═══ EXERCISE INPUTS

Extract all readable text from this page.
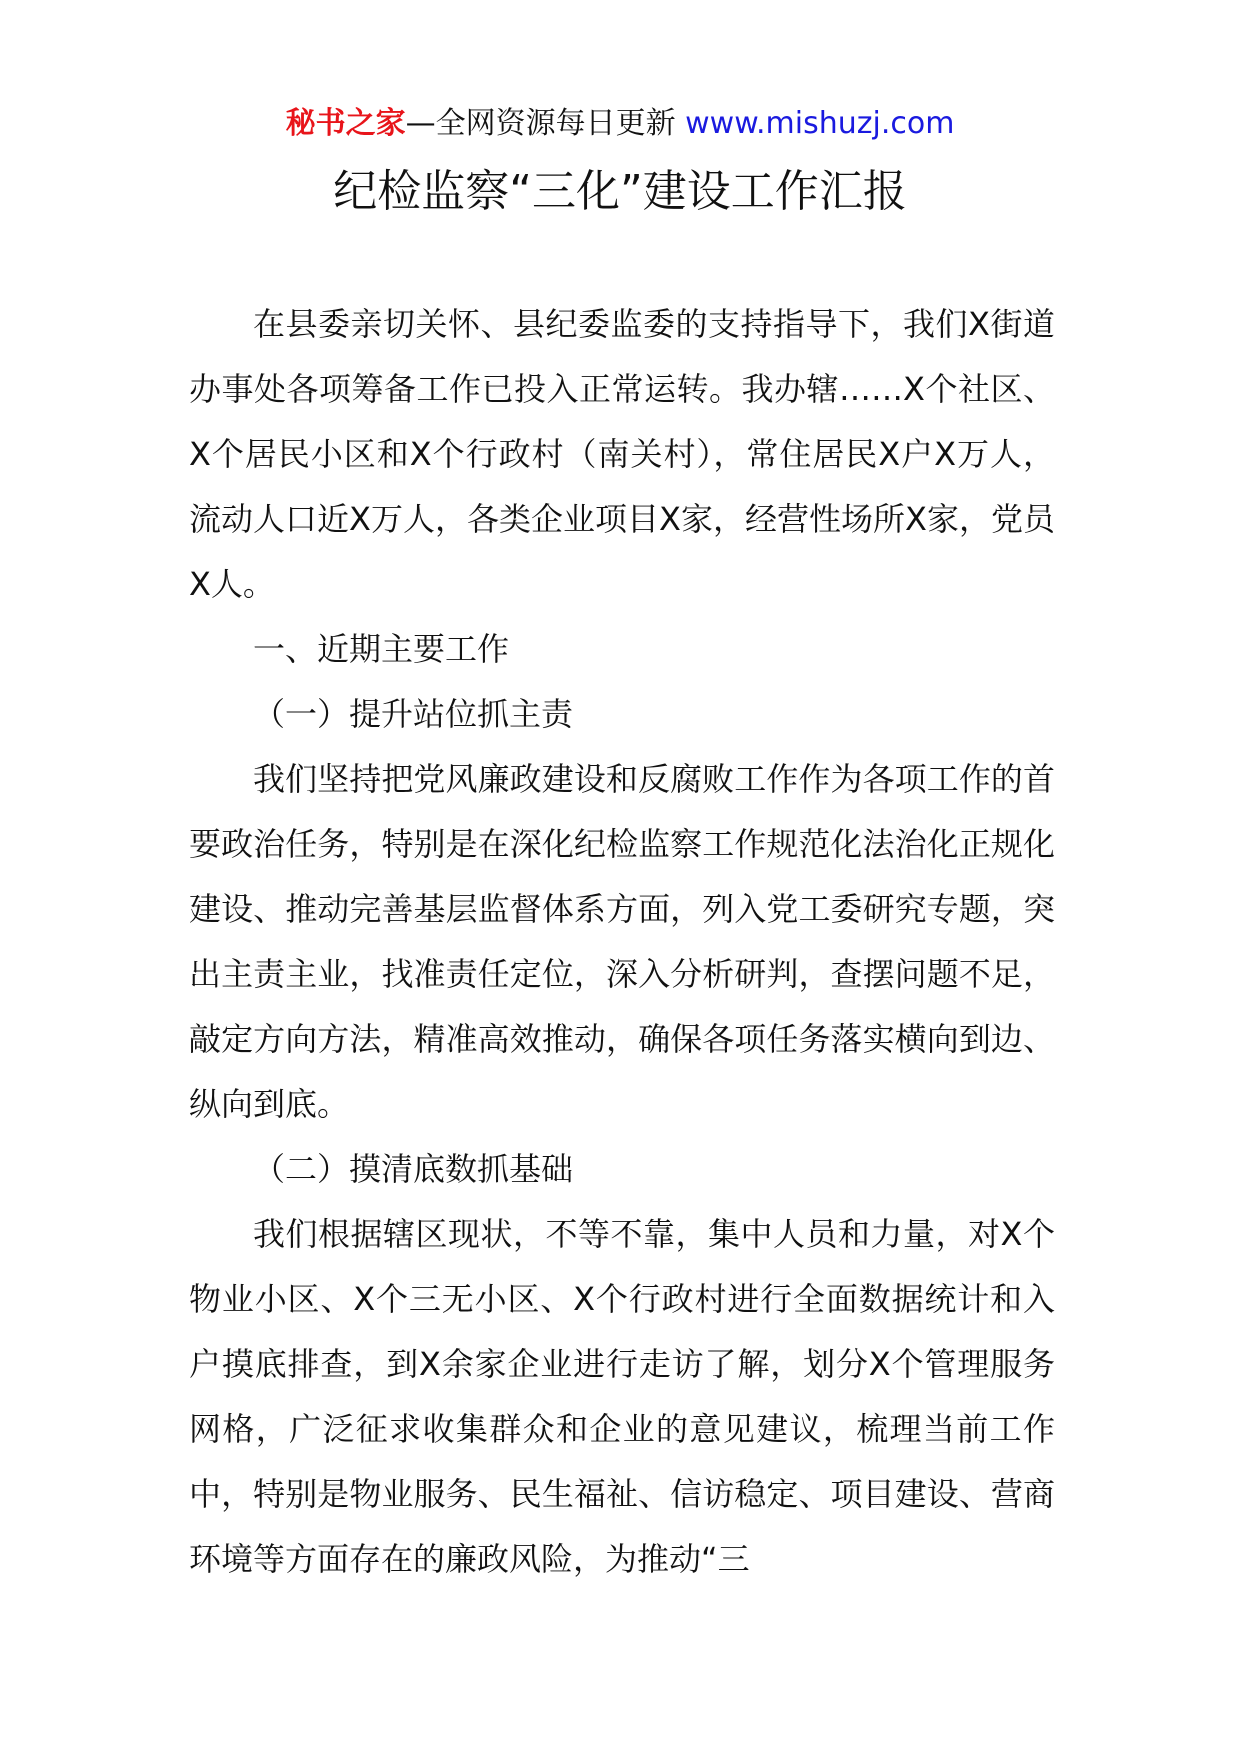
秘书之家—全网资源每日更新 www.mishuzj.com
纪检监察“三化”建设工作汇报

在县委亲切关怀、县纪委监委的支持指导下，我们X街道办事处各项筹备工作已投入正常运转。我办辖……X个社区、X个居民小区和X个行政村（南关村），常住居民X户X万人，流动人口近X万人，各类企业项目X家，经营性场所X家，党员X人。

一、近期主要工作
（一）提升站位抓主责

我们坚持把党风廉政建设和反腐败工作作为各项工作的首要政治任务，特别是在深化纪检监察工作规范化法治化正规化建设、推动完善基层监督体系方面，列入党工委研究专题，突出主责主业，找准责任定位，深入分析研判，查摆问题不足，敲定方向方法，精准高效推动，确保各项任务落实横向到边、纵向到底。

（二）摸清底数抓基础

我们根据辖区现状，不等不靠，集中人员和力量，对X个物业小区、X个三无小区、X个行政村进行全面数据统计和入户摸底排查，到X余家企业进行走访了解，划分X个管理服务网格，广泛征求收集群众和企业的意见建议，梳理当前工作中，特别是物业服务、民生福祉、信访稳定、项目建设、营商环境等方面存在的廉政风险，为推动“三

══════
═══ EXERCISE INPUTS

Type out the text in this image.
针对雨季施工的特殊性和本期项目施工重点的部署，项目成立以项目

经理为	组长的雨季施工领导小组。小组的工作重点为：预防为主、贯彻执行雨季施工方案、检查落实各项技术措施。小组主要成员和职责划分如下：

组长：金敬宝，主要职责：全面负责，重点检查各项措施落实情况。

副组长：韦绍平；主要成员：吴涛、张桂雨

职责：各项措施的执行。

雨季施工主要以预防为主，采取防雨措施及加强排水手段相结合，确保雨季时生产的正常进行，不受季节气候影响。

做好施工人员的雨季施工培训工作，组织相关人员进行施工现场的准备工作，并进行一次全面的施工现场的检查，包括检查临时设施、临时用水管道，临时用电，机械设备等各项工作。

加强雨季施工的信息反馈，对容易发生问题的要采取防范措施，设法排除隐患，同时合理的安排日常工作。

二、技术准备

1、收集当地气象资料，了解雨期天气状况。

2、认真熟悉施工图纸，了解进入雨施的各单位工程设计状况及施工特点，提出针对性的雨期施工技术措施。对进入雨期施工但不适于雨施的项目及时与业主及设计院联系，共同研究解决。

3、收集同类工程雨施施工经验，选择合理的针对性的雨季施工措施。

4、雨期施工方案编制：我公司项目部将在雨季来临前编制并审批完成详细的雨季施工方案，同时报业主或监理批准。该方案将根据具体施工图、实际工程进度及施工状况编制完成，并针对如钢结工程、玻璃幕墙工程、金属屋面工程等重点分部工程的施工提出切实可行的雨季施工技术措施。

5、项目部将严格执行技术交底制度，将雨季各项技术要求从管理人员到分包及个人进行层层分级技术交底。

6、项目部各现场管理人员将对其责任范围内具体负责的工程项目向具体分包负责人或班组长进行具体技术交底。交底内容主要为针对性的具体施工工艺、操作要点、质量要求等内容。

══════
═══ EXERCISE INPUTS

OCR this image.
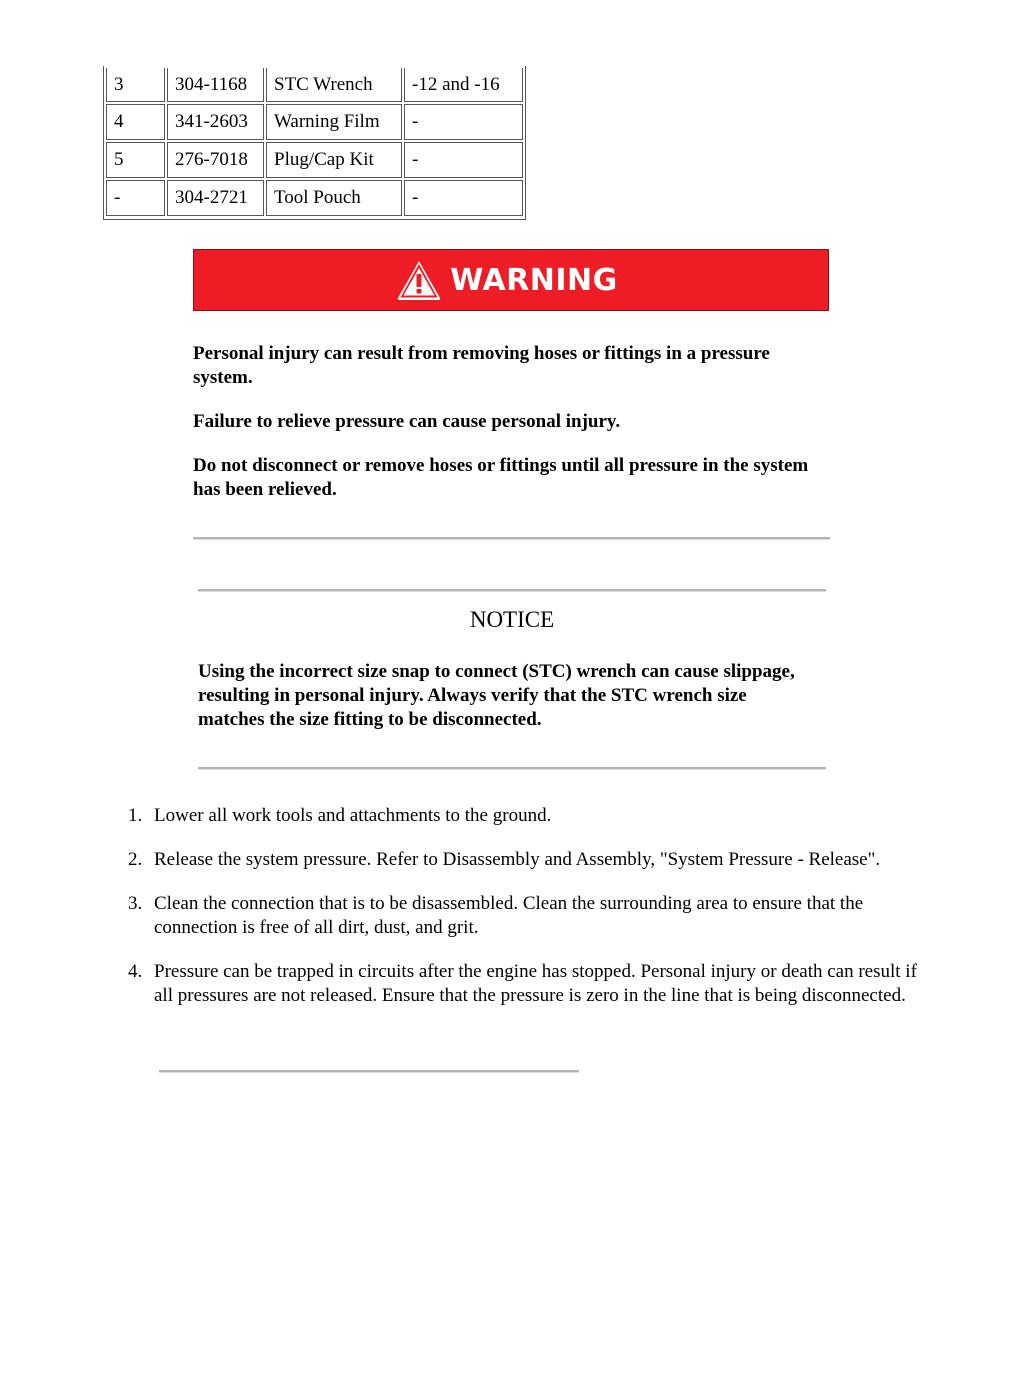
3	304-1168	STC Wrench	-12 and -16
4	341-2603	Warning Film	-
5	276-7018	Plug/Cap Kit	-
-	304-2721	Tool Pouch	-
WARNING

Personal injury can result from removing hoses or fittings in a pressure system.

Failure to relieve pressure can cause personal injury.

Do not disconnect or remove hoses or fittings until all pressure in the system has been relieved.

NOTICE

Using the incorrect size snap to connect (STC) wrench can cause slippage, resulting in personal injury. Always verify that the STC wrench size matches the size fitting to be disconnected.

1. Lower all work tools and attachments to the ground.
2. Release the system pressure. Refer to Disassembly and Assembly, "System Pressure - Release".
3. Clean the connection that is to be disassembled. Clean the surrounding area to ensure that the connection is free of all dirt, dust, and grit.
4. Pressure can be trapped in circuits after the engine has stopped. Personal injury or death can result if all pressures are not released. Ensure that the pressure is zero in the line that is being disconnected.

══════

**WHAT YOU WILL DO:** Copy out all lines from the material above that contain the string "disconnected".

**FINISHED EXERCISE:**
Using the incorrect size snap to connect (STC) wrench can cause slippage, resulting in personal injury. Always verify that the STC wrench size matches the size fitting to be disconnected.
4. Pressure can be trapped in circuits after the engine has stopped. Personal injury or death can result if all pressures are not released. Ensure that the pressure is zero in the line that is being disconnected.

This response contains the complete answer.